--- start of LISTED ENTRIES ---
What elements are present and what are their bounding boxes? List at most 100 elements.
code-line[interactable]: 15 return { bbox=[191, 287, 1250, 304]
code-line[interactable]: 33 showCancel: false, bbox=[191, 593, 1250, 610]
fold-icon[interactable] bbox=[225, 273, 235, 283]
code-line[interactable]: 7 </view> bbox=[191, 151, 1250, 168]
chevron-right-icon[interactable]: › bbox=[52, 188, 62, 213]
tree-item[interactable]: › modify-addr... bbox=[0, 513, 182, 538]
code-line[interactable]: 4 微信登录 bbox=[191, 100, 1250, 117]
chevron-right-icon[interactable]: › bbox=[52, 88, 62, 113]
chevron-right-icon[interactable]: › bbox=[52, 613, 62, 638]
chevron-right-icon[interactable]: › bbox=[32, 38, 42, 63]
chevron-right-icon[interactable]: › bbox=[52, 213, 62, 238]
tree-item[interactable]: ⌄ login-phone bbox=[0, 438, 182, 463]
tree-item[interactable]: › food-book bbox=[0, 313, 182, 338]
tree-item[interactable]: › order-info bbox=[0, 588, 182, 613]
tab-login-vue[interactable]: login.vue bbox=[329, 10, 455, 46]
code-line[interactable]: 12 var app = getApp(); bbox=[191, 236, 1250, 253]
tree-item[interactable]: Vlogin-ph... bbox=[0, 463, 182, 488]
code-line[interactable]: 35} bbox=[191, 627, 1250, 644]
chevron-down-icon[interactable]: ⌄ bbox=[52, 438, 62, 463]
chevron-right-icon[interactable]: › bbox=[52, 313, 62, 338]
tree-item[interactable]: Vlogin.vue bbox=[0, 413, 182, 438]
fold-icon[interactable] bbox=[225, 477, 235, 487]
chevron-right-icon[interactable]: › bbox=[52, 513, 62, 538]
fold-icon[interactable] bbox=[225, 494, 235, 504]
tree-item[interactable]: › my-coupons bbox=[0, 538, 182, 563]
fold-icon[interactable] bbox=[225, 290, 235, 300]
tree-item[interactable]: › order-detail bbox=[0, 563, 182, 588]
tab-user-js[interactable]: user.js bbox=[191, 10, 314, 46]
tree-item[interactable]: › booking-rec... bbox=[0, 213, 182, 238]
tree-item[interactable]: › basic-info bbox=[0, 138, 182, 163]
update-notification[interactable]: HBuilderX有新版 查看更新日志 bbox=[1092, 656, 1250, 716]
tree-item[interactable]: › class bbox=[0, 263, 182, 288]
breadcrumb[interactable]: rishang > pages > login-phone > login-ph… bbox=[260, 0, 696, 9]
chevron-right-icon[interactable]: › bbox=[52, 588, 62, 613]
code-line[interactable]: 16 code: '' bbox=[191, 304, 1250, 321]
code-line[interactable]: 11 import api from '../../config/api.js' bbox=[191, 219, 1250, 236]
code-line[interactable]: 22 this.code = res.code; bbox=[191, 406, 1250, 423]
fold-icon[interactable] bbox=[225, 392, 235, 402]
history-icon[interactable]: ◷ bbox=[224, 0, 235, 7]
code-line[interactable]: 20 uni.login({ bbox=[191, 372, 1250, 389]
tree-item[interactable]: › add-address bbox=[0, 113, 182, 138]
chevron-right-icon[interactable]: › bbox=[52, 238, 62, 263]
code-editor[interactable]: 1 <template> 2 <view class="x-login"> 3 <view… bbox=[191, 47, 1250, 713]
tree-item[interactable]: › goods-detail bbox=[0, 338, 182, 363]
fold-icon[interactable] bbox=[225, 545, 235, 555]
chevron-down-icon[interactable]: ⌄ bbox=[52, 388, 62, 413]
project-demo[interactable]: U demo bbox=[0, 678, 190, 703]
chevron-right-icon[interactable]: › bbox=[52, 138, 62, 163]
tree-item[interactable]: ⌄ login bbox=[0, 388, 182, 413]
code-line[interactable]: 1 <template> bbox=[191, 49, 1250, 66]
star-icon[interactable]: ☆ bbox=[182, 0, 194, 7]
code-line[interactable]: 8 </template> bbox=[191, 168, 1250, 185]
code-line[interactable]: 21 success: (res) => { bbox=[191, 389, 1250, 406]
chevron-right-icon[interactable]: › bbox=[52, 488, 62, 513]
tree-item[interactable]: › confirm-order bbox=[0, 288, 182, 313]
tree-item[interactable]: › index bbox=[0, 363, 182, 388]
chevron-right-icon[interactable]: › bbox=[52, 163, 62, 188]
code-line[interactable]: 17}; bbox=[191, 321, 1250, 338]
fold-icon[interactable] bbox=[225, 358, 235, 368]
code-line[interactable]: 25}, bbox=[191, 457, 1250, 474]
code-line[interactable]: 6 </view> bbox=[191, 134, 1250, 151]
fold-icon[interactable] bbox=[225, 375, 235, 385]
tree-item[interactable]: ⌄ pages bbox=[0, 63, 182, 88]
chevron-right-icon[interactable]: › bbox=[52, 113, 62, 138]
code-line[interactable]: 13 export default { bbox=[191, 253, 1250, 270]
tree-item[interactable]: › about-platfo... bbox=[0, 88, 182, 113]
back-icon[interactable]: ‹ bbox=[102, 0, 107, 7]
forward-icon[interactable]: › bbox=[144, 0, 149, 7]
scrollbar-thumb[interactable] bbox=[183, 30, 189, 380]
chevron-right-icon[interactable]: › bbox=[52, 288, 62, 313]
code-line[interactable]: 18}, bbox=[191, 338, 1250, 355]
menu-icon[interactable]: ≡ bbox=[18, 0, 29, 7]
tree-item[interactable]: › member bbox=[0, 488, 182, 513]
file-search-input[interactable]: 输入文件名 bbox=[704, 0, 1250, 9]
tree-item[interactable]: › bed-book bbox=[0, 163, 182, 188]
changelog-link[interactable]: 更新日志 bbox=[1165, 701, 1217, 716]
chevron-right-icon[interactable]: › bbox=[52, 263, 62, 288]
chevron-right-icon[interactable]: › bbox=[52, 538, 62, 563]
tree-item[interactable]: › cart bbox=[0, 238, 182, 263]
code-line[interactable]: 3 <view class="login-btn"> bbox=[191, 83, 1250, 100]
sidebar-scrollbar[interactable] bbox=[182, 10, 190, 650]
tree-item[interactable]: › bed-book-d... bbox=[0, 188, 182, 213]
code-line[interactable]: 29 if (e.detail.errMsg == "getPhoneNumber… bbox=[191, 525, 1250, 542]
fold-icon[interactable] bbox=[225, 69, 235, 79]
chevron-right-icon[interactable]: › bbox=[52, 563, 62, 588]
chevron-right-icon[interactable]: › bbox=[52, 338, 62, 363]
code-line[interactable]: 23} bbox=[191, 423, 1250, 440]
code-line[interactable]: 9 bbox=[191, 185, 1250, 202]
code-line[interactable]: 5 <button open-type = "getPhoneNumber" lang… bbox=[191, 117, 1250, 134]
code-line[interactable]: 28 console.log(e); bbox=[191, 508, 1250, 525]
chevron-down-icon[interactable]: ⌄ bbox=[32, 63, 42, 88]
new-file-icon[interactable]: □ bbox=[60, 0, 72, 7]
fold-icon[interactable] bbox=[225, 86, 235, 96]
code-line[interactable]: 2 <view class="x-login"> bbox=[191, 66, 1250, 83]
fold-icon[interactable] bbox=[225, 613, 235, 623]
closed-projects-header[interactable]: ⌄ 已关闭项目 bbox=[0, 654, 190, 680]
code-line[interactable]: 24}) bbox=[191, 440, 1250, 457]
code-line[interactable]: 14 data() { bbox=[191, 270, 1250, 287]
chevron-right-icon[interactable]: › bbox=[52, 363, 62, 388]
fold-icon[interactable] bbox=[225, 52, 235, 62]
--- end of LISTED ENTRIES ---
DESCRIPTION OF THE TASK: Please format every line of the records above as a Markdown table with the columns "Row" and "Line", numbering the rows and leaving out blank lines.

ANSWER TO THE EXERCISE:
| Row | Line |
|---|---|
| 1 | What elements are present and what are their bounding boxes? List at most 100 elements. |
| 2 | code-line[interactable]: 15 return { bbox=[191, 287, 1250, 304] |
| 3 | code-line[interactable]: 33 showCancel: false, bbox=[191, 593, 1250, 610] |
| 4 | fold-icon[interactable] bbox=[225, 273, 235, 283] |
| 5 | code-line[interactable]: 7 </view> bbox=[191, 151, 1250, 168] |
| 6 | chevron-right-icon[interactable]: › bbox=[52, 188, 62, 213] |
| 7 | tree-item[interactable]: › modify-addr... bbox=[0, 513, 182, 538] |
| 8 | code-line[interactable]: 4 微信登录 bbox=[191, 100, 1250, 117] |
| 9 | chevron-right-icon[interactable]: › bbox=[52, 88, 62, 113] |
| 10 | chevron-right-icon[interactable]: › bbox=[52, 613, 62, 638] |
| 11 | chevron-right-icon[interactable]: › bbox=[32, 38, 42, 63] |
| 12 | chevron-right-icon[interactable]: › bbox=[52, 213, 62, 238] |
| 13 | tree-item[interactable]: ⌄ login-phone bbox=[0, 438, 182, 463] |
| 14 | tree-item[interactable]: › food-book bbox=[0, 313, 182, 338] |
| 15 | tree-item[interactable]: › order-info bbox=[0, 588, 182, 613] |
| 16 | tab-login-vue[interactable]: login.vue bbox=[329, 10, 455, 46] |
| 17 | code-line[interactable]: 12 var app = getApp(); bbox=[191, 236, 1250, 253] |
| 18 | tree-item[interactable]: Vlogin-ph... bbox=[0, 463, 182, 488] |
| 19 | code-line[interactable]: 35} bbox=[191, 627, 1250, 644] |
| 20 | chevron-down-icon[interactable]: ⌄ bbox=[52, 438, 62, 463] |
| 21 | chevron-right-icon[interactable]: › bbox=[52, 313, 62, 338] |
| 22 | tree-item[interactable]: Vlogin.vue bbox=[0, 413, 182, 438] |
| 23 | fold-icon[interactable] bbox=[225, 477, 235, 487] |
| 24 | chevron-right-icon[interactable]: › bbox=[52, 513, 62, 538] |
| 25 | fold-icon[interactable] bbox=[225, 494, 235, 504] |
| 26 | tree-item[interactable]: › my-coupons bbox=[0, 538, 182, 563] |
| 27 | fold-icon[interactable] bbox=[225, 290, 235, 300] |
| 28 | tree-item[interactable]: › order-detail bbox=[0, 563, 182, 588] |
| 29 | tab-user-js[interactable]: user.js bbox=[191, 10, 314, 46] |
| 30 | tree-item[interactable]: › booking-rec... bbox=[0, 213, 182, 238] |
| 31 | tree-item[interactable]: › basic-info bbox=[0, 138, 182, 163] |
| 32 | update-notification[interactable]: HBuilderX有新版 查看更新日志 bbox=[1092, 656, 1250, 716] |
| 33 | tree-item[interactable]: › class bbox=[0, 263, 182, 288] |
| 34 | breadcrumb[interactable]: rishang > pages > login-phone > login-ph… bbox=[260, 0, 696, 9] |
| 35 | chevron-right-icon[interactable]: › bbox=[52, 588, 62, 613] |
| 36 | code-line[interactable]: 16 code: '' bbox=[191, 304, 1250, 321] |
| 37 | code-line[interactable]: 11 import api from '../../config/api.js' bbox=[191, 219, 1250, 236] |
| 38 | code-line[interactable]: 22 this.code = res.code; bbox=[191, 406, 1250, 423] |
| 39 | fold-icon[interactable] bbox=[225, 392, 235, 402] |
| 40 | history-icon[interactable]: ◷ bbox=[224, 0, 235, 7] |
| 41 | code-line[interactable]: 20 uni.login({ bbox=[191, 372, 1250, 389] |
| 42 | tree-item[interactable]: › add-address bbox=[0, 113, 182, 138] |
| 43 | chevron-right-icon[interactable]: › bbox=[52, 238, 62, 263] |
| 44 | code-editor[interactable]: 1 <template> 2 <view class="x-login"> 3 <view… bbox=[191, 47, 1250, 713] |
| 45 | tree-item[interactable]: › goods-detail bbox=[0, 338, 182, 363] |
| 46 | fold-icon[interactable] bbox=[225, 545, 235, 555] |
| 47 | chevron-down-icon[interactable]: ⌄ bbox=[52, 388, 62, 413] |
| 48 | project-demo[interactable]: U demo bbox=[0, 678, 190, 703] |
| 49 | chevron-right-icon[interactable]: › bbox=[52, 138, 62, 163] |
| 50 | tree-item[interactable]: ⌄ login bbox=[0, 388, 182, 413] |
| 51 | code-line[interactable]: 1 <template> bbox=[191, 49, 1250, 66] |
| 52 | star-icon[interactable]: ☆ bbox=[182, 0, 194, 7] |
| 53 | code-line[interactable]: 8 </template> bbox=[191, 168, 1250, 185] |
| 54 | code-line[interactable]: 21 success: (res) => { bbox=[191, 389, 1250, 406] |
| 55 | chevron-right-icon[interactable]: › bbox=[52, 488, 62, 513] |
| 56 | tree-item[interactable]: › confirm-order bbox=[0, 288, 182, 313] |
| 57 | tree-item[interactable]: › index bbox=[0, 363, 182, 388] |
| 58 | chevron-right-icon[interactable]: › bbox=[52, 163, 62, 188] |
| 59 | code-line[interactable]: 17}; bbox=[191, 321, 1250, 338] |
| 60 | fold-icon[interactable] bbox=[225, 358, 235, 368] |
| 61 | code-line[interactable]: 25}, bbox=[191, 457, 1250, 474] |
| 62 | code-line[interactable]: 6 </view> bbox=[191, 134, 1250, 151] |
| 63 | fold-icon[interactable] bbox=[225, 375, 235, 385] |
| 64 | tree-item[interactable]: ⌄ pages bbox=[0, 63, 182, 88] |
| 65 | chevron-right-icon[interactable]: › bbox=[52, 113, 62, 138] |
| 66 | code-line[interactable]: 13 export default { bbox=[191, 253, 1250, 270] |
| 67 | tree-item[interactable]: › about-platfo... bbox=[0, 88, 182, 113] |
| 68 | back-icon[interactable]: ‹ bbox=[102, 0, 107, 7] |
| 69 | forward-icon[interactable]: › bbox=[144, 0, 149, 7] |
| 70 | scrollbar-thumb[interactable] bbox=[183, 30, 189, 380] |
| 71 | chevron-right-icon[interactable]: › bbox=[52, 288, 62, 313] |
| 72 | code-line[interactable]: 18}, bbox=[191, 338, 1250, 355] |
| 73 | menu-icon[interactable]: ≡ bbox=[18, 0, 29, 7] |
| 74 | tree-item[interactable]: › member bbox=[0, 488, 182, 513] |
| 75 | file-search-input[interactable]: 输入文件名 bbox=[704, 0, 1250, 9] |
| 76 | tree-item[interactable]: › bed-book bbox=[0, 163, 182, 188] |
| 77 | changelog-link[interactable]: 更新日志 bbox=[1165, 701, 1217, 716] |
| 78 | chevron-right-icon[interactable]: › bbox=[52, 263, 62, 288] |
| 79 | chevron-right-icon[interactable]: › bbox=[52, 538, 62, 563] |
| 80 | tree-item[interactable]: › cart bbox=[0, 238, 182, 263] |
| 81 | code-line[interactable]: 3 <view class="login-btn"> bbox=[191, 83, 1250, 100] |
| 82 | sidebar-scrollbar[interactable] bbox=[182, 10, 190, 650] |
| 83 | tree-item[interactable]: › bed-book-d... bbox=[0, 188, 182, 213] |
| 84 | code-line[interactable]: 29 if (e.detail.errMsg == "getPhoneNumber… bbox=[191, 525, 1250, 542] |
| 85 | fold-icon[interactable] bbox=[225, 69, 235, 79] |
| 86 | chevron-right-icon[interactable]: › bbox=[52, 563, 62, 588] |
| 87 | chevron-right-icon[interactable]: › bbox=[52, 338, 62, 363] |
| 88 | code-line[interactable]: 23} bbox=[191, 423, 1250, 440] |
| 89 | code-line[interactable]: 9 bbox=[191, 185, 1250, 202] |
| 90 | code-line[interactable]: 5 <button open-type = "getPhoneNumber" lang… bbox=[191, 117, 1250, 134] |
| 91 | code-line[interactable]: 28 console.log(e); bbox=[191, 508, 1250, 525] |
| 92 | chevron-down-icon[interactable]: ⌄ bbox=[32, 63, 42, 88] |
| 93 | new-file-icon[interactable]: □ bbox=[60, 0, 72, 7] |
| 94 | fold-icon[interactable] bbox=[225, 86, 235, 96] |
| 95 | code-line[interactable]: 2 <view class="x-login"> bbox=[191, 66, 1250, 83] |
| 96 | fold-icon[interactable] bbox=[225, 613, 235, 623] |
| 97 | closed-projects-header[interactable]: ⌄ 已关闭项目 bbox=[0, 654, 190, 680] |
| 98 | code-line[interactable]: 24}) bbox=[191, 440, 1250, 457] |
| 99 | code-line[interactable]: 14 data() { bbox=[191, 270, 1250, 287] |
| 100 | chevron-right-icon[interactable]: › bbox=[52, 363, 62, 388] |
| 101 | fold-icon[interactable] bbox=[225, 52, 235, 62] |